Stated task 1:
Answer these questions from the column on solar integrators:
(a) How many shares did Premier Power sell in its private placement, and at what price per share?
(b) Which two large manufacturers say they are sold out of solar panels for this year?
(c) Which company is named as working to complete a multi-megawatt thin film manufacturing operation?
Stated task 2:
From the column on solar integrators, list every place where Premier Power is said to operate now, leaving out places where it is only looking for business.
Stated task 3:
Carry on the column on solar integrators from the point where it stops.

━━ Page

Thursday, September 18, 2008

Solar Integrators Deliver Growth

Solar Integrators Deliver Growth

POINT ROBERTS, WA and DELTA, BC—September 18, 2008
Green Investor at
Column by Paulo Nery Exclusively for

Solar Integrators Deliver Growth

While the whole market seemed to be slipping downhill on September 15th, there was one bold company that actually listed publicly that day and seemed to roar straight out of the gates. That company was Premier Power Renewable Energy Inc (OTCBB: PPRW) which launched on the Over the Counter (OTC) bulletin board via a reverse merger rather than a standard IPO.

Premier Power ( is one of several solar integration companies who make it their business to design and build solar power installations on a medium to large scale. They install systems for commercial, municipal and agricultural as well as residential customers. One of their core markets is wineries and vineyards. Premier operates in Spain, California, Nevada, New York and New Jersey. Plus they are now said to be looking for business in France and Italy.

According to the company’s press release it closed a $7 million private placement of 3.5 million shares at $2 each. Their market capitalization comes in at $151.8 million. They claim customers such as KB Home, Pacific Gas and Electric (PG&E), Princeton University, Shafer Vineyards, Silverado Wineries, ATT, and Jay Leno among others.

Premier Power says they posted sales of $16.7 million in 2007 with a net income of $843,865 for the year. They also report that they have contracted $48 million in sales for 2008. At face value, that’s almost 300% growth. However they’ve posted slightly under $18 million on their income statement for the first six months of 2008.

These are some very good and encouraging numbers for Premier. However, I’m cautious about new listings and it will take time to learn about this company. On a macro, level their business may be growing rapidly but for the time being supplies of solar panels could hold them back. Solar panel supplies have been tight for the past three years because silicon supply has been limited. Two of the biggest manufacturers BP Solar and Kyocera say they’re sold out for this year and so do many others. On the other hand, solar manufacturing capacity is ramping up quickly, so next year and beyond could be different.

Premier’s rapid growth in 2008 sales is impressive, but it could be partly due to clients rushing to get systems installed ahead of the expiration of the Federal tax credits at the end of this year. Several other solar installers and integrators have reported this happening among their clients too. Though the existing scheme of tax credits is widely expected to be extended or even made slightly better.

And while the business is obviously growing, solar power is not really economically viable yet at the true cost of solar photovoltaic panels. The entire solar industry is underpinned by government subsidy and incentives at the moment. That’s a place where nothing is really for certain, and seems slightly uncomfortable to me. It’s fairly clear that if Senator Obama wins the presidential election he’ll be pushing for more solar incentives which will help companies like Premier. But Senator McCain’s position is somewhat less clear.

Longer term, there are positive factors for solar integrators and installers. Firstly, silicon prices are falling. Then there are alternative solar technologies emerging like thin film which hold out the promise of much lower cost. Companies like XsunX (OTCBB:XSNX) are working to complete the assembly of their multi-megawatt thin film manufacturing operations and begin delivering thin film solar modules to a growing market that is clamouring for more supplies and lower prices solutions. In addition to thin film technologies offering lower costs today experts expect that costs may continue to go lower still making thin film solutions such as those offered by XsunX highly attractive. Thin film is generally seen as a utility scale solution because of its lower efficiency and therefore greater area needed to generate the same power. But as its cost drops and efficiency increases it will make increasing sense for small commercial and residential applications. That could easily spark new demand and at the same time improve margins for the installers and integration companies.

━━━━
━━ Material provided

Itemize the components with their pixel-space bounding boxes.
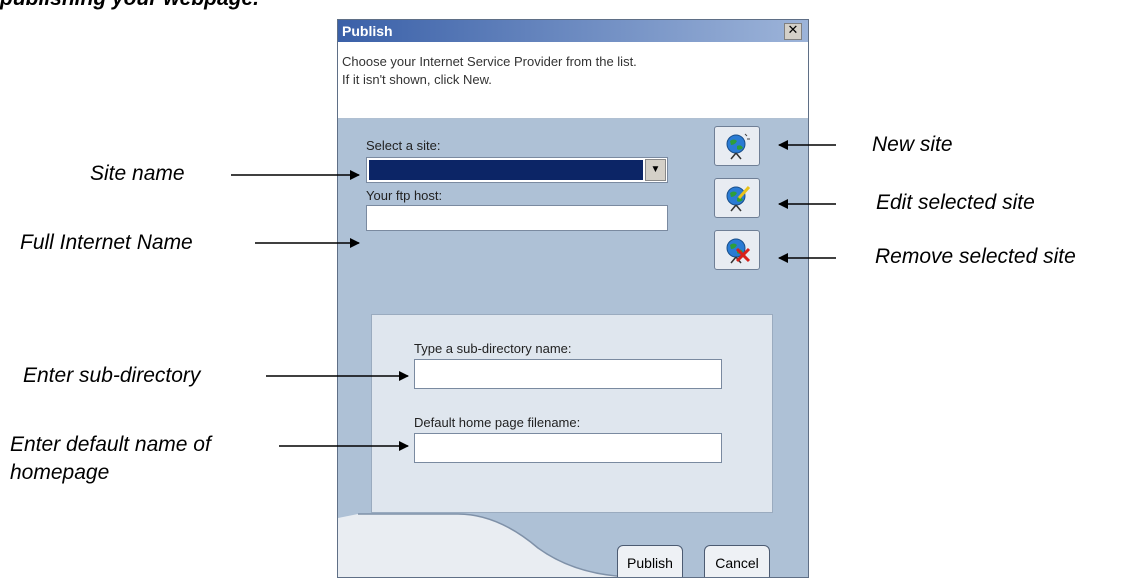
homepage-label: Default home page filename: <box>414 415 581 430</box>
dialog-titlebar[interactable]: Publish ✕ <box>338 20 808 42</box>
select-site-dropdown[interactable]: ▼ <box>366 157 668 183</box>
chevron-down-icon[interactable]: ▼ <box>645 159 666 181</box>
annotation-default-homepage-line2: homepage <box>10 461 110 484</box>
new-site-button[interactable] <box>714 126 760 166</box>
publish-dialog: Publish ✕ Choose your Internet Service P… <box>337 19 809 578</box>
cancel-button[interactable]: Cancel <box>704 545 770 577</box>
globe-remove-site-icon <box>726 238 751 264</box>
info-line-1: Choose your Internet Service Provider fr… <box>342 54 637 69</box>
annotation-edit-site: Edit selected site <box>876 191 1035 214</box>
select-site-value <box>369 160 643 180</box>
annotation-full-internet-name: Full Internet Name <box>20 231 193 254</box>
annotation-remove-site: Remove selected site <box>875 245 1076 268</box>
subdir-input[interactable] <box>414 359 722 389</box>
ftp-host-label: Your ftp host: <box>366 188 443 203</box>
globe-new-site-icon <box>726 133 750 160</box>
ftp-host-input[interactable] <box>366 205 668 231</box>
annotation-new-site: New site <box>872 133 953 156</box>
globe-edit-site-icon <box>726 185 751 212</box>
info-panel: Choose your Internet Service Provider fr… <box>338 42 808 119</box>
publish-button[interactable]: Publish <box>617 545 683 577</box>
annotation-sub-directory: Enter sub-directory <box>23 364 201 387</box>
info-line-2: If it isn't shown, click New. <box>342 72 492 87</box>
directory-panel: Type a sub-directory name: Default home … <box>371 314 773 513</box>
annotation-site-name: Site name <box>90 162 185 185</box>
annotation-default-homepage-line1: Enter default name of <box>10 433 211 456</box>
dialog-title: Publish <box>342 23 393 39</box>
close-icon[interactable]: ✕ <box>784 23 802 40</box>
document-heading: publishing your webpage. <box>0 0 259 11</box>
remove-site-button[interactable] <box>714 230 760 270</box>
select-site-label: Select a site: <box>366 138 441 153</box>
homepage-input[interactable] <box>414 433 722 463</box>
edit-site-button[interactable] <box>714 178 760 218</box>
subdir-label: Type a sub-directory name: <box>414 341 572 356</box>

━━━━

Task output 1:
(a) 3.5 million shares at $2 each
(b) BP Solar and Kyocera
(c) XsunX (OTCBB:XSNX)

Task output 2:
Spain, California, Nevada, New York, New Jersey

Task output 3:
Premier is by no means the only big solar installer/integrator play out there. Another to consider is Akeena Solar (AKNS) which with a market cap of $108 million, is a similar company to PPRW in size and in their operating regions. Akeena Solar ( focuses on markets in California, New York, New Jersey, Pennsylvania, and Connecticut. But Akeena is also more focused on residential and small commercial market which according to SolarBuzz, a research and consulting firm, represent approximately 65 percent of the U.S. market, and will continue to do so through 2010.

One of the things that sets Akeena apart is their patented installation methods and products. They have identified that mounting arrays on rooftops is a time consuming and hazardous undertaking. So they came up with a way to cut some of the steps out of the process. Ordinarily installers put brackets on the roof, then the racking system, then mount and wire the panels. Akeena’s new Andalay technology cuts out 50% of the rooftop labor and uses 70% fewer parts. They build the racks directly onto the panels and pre-wire the array so that the individual panels snap together easily on the roof. The result is also sleeker looking with the individual panels closer together and the whole array lying lower to the roof so less obtrusive.

Akeena is not yet profitable, but say they expect to be by 2010. For 2007 they reported losses of $11 million against sales of $32 million. Their stated goal for 2008 is to double revenues from 2007. They are clearly positioning themselves for the residential and small commercial market which they believe will be significantly more lucrative next year if the current cap of $2000 on the 35% Federal tax credit is increased or removed.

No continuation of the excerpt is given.